- Collection entries
● ● ● ●
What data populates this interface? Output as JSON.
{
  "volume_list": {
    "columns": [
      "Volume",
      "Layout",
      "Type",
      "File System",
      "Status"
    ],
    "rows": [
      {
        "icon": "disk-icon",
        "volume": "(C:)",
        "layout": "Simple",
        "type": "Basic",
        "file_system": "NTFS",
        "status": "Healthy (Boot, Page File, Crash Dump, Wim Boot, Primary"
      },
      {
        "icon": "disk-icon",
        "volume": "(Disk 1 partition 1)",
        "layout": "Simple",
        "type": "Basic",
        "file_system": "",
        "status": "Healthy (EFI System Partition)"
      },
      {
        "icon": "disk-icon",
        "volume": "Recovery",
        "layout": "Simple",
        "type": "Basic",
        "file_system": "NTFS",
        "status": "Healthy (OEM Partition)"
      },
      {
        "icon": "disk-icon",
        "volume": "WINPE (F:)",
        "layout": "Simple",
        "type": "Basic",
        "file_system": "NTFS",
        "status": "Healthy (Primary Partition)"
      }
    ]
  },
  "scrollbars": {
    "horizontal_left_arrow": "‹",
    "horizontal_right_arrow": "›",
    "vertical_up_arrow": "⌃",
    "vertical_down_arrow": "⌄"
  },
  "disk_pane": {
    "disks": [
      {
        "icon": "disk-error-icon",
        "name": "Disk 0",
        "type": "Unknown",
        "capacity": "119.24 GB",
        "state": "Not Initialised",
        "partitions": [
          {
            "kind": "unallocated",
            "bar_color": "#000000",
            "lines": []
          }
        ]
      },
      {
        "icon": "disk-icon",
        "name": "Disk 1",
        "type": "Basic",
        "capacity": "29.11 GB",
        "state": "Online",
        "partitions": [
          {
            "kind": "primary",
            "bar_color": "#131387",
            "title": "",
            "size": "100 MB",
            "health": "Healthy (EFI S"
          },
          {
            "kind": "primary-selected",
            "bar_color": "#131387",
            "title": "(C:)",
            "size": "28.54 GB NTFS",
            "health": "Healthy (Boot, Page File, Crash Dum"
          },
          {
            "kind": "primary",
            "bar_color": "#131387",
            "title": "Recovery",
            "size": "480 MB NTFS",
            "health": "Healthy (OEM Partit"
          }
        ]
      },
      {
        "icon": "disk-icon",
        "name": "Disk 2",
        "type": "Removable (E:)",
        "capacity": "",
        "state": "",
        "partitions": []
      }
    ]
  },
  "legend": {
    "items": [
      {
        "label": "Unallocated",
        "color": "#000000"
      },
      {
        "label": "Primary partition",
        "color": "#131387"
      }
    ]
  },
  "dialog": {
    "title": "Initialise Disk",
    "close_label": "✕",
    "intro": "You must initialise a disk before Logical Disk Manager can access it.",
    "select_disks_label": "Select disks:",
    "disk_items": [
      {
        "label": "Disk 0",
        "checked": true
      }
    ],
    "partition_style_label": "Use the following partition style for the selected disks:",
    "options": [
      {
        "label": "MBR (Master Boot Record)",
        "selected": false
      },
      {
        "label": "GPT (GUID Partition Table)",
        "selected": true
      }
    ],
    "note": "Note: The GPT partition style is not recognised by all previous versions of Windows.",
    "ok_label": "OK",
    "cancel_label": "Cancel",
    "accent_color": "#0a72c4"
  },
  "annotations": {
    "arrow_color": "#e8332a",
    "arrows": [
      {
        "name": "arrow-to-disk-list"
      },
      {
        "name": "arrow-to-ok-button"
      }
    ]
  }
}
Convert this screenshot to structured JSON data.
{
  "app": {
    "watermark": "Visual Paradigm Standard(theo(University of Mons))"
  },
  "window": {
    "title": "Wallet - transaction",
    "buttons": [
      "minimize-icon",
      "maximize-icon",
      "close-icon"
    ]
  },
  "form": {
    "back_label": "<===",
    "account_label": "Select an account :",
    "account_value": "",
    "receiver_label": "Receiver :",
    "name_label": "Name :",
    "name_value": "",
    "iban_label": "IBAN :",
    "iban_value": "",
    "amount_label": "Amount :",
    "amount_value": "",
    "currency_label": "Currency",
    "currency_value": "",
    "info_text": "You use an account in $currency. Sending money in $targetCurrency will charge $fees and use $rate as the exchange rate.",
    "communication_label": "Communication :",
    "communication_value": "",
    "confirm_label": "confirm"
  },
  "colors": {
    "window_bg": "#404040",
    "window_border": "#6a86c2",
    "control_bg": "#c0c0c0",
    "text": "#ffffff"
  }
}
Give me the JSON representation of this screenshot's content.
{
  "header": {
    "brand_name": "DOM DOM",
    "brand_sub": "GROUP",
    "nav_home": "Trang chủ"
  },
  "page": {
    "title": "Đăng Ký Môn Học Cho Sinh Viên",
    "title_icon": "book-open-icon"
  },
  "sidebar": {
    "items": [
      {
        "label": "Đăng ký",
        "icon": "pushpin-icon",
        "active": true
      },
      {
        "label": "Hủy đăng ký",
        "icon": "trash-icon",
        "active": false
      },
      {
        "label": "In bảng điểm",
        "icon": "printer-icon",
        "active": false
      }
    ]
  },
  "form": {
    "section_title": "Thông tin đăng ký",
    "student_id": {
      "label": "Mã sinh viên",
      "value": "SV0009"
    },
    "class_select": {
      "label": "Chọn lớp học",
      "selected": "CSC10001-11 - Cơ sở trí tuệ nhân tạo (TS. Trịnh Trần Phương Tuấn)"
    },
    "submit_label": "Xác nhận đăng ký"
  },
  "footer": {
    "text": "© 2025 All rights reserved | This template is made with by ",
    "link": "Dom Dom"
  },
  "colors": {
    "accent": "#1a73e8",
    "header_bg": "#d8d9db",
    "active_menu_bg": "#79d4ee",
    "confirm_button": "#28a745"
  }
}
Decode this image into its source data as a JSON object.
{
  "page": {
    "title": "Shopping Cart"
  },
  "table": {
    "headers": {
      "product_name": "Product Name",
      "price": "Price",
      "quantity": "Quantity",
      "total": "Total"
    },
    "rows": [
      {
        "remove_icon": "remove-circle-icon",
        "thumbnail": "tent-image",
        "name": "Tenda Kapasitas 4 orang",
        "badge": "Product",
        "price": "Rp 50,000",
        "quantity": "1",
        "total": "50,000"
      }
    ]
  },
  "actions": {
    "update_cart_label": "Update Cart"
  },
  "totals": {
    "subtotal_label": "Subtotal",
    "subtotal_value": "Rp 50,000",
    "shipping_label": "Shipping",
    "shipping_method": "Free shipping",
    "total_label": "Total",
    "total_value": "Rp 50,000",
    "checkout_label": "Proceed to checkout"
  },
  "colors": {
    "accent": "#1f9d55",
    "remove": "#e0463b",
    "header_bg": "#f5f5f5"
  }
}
● ● ● ●
- Stated exercise
Pick out all lines from the data above in which the word "JSON" appears.

- Task answer
What data populates this interface? Output as JSON.
Convert this screenshot to structured JSON data.
Give me the JSON representation of this screenshot's content.
Decode this image into its source data as a JSON object.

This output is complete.